▸ WHAT IS REQUIRED
Count every line in the entries that follow where the word "title" appears, then state only the total.

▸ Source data
>> Begin

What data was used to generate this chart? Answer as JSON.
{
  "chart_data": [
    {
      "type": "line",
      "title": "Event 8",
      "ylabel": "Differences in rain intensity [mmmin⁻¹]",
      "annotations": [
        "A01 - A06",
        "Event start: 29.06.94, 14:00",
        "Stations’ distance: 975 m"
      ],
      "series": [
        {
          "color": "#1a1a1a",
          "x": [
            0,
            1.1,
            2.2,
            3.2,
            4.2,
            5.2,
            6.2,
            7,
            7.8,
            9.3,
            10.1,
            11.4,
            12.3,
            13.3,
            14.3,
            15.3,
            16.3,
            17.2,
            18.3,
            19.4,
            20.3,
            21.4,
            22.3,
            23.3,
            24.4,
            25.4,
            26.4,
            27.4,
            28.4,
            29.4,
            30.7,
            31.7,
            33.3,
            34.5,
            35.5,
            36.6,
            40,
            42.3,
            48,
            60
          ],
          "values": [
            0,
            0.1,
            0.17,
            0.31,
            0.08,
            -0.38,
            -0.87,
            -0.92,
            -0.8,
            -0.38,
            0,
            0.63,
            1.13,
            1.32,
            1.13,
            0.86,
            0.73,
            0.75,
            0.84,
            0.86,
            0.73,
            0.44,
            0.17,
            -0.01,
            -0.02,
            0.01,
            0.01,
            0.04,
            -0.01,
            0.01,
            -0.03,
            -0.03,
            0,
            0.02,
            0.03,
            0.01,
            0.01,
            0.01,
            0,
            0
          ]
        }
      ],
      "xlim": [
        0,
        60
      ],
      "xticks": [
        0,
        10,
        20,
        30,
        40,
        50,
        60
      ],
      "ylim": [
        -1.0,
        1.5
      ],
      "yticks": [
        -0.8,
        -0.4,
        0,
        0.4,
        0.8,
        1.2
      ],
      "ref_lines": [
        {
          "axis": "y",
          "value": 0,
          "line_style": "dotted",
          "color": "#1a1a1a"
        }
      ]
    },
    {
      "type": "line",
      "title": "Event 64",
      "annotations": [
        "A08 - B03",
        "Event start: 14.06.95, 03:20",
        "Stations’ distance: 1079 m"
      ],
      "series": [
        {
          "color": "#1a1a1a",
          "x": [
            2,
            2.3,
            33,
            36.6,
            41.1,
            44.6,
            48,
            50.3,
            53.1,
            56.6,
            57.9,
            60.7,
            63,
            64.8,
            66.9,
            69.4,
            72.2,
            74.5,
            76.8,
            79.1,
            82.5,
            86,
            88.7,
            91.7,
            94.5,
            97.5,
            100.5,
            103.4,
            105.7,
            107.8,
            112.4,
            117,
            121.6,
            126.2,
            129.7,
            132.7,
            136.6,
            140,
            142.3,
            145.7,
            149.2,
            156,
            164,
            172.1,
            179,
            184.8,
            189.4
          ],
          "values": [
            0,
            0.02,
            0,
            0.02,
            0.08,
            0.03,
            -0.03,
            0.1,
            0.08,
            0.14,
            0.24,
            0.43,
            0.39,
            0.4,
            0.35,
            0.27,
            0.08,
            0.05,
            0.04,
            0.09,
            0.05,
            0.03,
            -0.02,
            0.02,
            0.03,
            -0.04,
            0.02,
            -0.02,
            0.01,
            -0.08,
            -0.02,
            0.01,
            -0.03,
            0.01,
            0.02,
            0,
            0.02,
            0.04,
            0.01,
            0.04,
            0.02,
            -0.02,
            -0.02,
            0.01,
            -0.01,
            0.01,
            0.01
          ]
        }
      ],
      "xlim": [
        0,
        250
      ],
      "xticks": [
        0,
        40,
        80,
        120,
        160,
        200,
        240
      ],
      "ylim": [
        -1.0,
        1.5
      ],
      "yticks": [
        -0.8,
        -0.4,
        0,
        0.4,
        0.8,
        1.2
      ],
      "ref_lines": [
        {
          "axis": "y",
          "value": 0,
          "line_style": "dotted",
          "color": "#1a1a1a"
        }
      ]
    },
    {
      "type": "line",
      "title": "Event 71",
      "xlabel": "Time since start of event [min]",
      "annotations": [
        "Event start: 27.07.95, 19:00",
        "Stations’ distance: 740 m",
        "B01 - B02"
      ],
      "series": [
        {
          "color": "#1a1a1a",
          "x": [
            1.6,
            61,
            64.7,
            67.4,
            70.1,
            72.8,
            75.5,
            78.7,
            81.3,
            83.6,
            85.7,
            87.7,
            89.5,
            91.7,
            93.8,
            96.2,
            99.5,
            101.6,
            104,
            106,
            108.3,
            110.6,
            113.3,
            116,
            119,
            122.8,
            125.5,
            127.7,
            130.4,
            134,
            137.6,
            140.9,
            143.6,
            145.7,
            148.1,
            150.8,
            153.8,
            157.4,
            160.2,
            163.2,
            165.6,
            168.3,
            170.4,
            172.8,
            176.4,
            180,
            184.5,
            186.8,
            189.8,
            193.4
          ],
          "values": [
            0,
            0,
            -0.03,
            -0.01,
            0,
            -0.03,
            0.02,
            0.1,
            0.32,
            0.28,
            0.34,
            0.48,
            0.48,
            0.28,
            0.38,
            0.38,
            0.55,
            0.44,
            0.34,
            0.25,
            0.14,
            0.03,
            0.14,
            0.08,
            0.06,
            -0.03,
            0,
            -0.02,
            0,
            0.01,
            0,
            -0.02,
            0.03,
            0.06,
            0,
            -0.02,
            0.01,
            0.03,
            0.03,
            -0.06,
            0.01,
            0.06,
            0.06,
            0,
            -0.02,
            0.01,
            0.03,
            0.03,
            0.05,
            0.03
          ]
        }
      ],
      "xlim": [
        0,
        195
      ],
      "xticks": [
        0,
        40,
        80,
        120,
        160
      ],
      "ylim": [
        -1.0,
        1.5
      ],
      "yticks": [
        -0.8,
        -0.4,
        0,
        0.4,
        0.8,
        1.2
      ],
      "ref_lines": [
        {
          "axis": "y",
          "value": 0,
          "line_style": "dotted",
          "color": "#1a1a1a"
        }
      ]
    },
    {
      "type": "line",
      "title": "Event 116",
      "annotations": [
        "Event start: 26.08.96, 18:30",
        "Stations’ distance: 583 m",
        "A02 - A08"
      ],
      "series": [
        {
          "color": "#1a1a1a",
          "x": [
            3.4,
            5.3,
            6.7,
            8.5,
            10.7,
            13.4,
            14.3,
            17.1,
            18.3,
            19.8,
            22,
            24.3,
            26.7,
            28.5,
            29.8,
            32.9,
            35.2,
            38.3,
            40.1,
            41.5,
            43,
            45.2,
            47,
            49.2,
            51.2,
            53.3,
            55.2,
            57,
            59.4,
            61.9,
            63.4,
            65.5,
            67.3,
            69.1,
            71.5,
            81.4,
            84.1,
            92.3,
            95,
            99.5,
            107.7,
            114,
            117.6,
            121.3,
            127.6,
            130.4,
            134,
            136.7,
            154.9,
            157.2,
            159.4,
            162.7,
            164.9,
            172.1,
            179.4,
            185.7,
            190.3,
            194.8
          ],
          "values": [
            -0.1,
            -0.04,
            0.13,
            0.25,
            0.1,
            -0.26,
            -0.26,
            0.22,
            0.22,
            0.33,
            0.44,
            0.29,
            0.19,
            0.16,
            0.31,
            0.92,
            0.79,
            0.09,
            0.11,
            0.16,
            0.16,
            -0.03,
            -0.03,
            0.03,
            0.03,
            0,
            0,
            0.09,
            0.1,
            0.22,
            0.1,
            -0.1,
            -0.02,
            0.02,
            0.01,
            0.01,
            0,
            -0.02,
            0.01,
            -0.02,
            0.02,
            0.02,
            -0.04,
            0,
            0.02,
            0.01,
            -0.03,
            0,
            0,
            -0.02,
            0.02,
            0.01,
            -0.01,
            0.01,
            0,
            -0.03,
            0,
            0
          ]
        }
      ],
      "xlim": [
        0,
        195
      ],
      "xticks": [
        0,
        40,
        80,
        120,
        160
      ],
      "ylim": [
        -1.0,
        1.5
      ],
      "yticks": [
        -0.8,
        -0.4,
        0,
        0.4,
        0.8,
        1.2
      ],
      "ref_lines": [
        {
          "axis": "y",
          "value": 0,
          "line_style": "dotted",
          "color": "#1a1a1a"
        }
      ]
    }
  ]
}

>> End

▸ WORKED SOLUTION
4